• What to do: Indicate only the number of lines in the listing below in which the word "Others" appears.
#### Extracted entries ####
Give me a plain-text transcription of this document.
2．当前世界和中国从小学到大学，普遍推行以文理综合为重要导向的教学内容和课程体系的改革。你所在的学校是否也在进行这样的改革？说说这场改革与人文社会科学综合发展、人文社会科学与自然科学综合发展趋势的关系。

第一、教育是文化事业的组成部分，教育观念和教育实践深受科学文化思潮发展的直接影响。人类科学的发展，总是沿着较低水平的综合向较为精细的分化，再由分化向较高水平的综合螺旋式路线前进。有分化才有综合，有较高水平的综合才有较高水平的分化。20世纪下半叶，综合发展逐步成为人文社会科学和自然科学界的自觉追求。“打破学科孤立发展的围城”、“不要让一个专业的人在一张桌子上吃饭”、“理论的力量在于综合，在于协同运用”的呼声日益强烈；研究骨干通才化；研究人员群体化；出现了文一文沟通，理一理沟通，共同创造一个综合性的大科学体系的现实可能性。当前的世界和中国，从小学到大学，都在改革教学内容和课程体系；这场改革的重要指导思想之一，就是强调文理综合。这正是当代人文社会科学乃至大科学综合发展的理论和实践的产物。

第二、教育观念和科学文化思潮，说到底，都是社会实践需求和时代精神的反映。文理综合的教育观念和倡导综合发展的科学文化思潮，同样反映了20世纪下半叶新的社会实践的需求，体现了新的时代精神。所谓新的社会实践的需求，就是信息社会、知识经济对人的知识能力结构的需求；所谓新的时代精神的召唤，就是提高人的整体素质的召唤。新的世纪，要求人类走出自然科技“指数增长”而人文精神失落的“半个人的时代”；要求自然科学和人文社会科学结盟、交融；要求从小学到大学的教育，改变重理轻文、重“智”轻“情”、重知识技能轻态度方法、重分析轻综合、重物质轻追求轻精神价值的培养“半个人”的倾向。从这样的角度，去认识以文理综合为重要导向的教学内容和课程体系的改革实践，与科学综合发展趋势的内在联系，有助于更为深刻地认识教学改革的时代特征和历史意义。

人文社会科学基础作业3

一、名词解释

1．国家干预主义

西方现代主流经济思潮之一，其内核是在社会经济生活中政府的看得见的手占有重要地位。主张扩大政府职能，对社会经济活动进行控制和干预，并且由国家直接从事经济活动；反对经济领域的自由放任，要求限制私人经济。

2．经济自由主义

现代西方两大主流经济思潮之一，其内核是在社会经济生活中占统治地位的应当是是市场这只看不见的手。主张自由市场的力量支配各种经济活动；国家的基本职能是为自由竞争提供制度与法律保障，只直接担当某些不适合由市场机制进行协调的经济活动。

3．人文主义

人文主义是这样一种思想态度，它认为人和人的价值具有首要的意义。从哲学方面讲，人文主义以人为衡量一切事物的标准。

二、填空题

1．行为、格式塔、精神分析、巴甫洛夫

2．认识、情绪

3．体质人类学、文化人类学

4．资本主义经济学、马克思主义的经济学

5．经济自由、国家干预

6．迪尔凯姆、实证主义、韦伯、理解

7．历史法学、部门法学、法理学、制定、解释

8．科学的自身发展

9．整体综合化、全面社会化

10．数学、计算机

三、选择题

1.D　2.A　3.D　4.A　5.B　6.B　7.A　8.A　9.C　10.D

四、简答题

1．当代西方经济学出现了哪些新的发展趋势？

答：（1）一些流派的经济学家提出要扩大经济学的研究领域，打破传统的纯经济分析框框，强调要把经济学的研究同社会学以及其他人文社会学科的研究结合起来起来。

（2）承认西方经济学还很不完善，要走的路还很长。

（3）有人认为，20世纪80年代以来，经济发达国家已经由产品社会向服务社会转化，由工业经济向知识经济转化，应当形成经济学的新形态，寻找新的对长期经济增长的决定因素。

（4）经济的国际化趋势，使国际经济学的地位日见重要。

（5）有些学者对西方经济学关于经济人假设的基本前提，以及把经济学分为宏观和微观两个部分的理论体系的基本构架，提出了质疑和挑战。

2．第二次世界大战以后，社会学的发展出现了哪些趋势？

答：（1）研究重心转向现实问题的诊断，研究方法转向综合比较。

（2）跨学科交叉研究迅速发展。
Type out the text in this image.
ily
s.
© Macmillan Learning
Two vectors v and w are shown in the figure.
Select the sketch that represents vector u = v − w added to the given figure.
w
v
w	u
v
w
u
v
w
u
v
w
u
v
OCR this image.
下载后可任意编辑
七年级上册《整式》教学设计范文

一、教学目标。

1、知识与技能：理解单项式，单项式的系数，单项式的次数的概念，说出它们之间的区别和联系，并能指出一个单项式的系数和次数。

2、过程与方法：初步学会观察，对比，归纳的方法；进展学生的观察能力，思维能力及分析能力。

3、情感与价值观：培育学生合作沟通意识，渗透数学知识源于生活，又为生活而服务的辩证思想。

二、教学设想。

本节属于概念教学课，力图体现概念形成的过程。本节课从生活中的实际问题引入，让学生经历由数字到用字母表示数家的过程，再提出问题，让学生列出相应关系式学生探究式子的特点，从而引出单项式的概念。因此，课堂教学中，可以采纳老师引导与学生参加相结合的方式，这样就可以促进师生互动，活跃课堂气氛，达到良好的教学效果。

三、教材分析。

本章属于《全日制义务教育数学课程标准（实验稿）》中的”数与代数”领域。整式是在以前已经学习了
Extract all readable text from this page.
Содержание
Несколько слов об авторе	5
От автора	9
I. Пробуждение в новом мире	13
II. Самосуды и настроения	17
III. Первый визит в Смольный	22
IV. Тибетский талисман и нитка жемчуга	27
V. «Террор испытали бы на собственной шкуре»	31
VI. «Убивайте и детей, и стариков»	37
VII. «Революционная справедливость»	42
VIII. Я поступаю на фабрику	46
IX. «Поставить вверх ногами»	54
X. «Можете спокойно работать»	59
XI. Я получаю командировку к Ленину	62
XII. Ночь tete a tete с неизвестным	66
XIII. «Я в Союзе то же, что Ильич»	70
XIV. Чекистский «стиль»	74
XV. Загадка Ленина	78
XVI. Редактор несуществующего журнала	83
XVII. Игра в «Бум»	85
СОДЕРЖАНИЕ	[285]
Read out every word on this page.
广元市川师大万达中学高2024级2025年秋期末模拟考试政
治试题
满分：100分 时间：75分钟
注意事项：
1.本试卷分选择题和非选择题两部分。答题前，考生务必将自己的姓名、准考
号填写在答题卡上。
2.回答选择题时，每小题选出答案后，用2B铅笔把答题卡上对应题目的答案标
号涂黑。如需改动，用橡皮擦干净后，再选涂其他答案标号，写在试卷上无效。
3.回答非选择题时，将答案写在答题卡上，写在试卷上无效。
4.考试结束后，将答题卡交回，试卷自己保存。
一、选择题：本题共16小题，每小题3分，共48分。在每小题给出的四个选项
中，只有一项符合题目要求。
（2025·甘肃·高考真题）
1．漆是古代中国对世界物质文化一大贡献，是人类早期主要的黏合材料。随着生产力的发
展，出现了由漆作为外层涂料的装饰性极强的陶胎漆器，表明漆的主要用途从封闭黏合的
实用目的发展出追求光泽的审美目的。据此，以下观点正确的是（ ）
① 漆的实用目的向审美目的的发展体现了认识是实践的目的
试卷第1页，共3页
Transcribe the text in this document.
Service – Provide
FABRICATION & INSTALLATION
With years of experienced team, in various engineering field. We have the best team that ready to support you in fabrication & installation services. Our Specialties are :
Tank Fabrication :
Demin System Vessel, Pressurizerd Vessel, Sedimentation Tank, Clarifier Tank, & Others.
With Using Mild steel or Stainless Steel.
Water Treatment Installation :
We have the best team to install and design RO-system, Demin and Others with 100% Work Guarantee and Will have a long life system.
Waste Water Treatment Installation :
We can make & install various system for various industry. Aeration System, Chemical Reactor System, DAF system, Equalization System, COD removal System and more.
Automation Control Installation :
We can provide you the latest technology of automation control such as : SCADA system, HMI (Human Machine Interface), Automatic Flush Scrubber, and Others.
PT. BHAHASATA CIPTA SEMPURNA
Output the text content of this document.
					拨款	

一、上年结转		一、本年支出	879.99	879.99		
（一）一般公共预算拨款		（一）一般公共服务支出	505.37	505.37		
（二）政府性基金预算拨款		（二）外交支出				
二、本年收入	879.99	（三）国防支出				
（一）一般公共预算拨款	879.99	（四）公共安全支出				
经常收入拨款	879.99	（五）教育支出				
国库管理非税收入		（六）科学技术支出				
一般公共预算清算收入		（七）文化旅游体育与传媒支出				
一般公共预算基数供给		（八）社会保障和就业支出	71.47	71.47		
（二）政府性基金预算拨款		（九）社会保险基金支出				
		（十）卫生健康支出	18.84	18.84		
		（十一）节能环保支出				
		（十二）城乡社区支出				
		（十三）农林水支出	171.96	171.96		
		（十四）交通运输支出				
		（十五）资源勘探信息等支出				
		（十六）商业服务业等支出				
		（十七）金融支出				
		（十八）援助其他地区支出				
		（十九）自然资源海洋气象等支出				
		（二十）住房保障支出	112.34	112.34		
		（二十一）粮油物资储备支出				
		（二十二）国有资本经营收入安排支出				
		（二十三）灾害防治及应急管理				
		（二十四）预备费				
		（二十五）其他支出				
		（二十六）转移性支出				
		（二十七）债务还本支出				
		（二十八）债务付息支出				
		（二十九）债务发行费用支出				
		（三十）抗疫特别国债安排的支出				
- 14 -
####
• Correct result: 3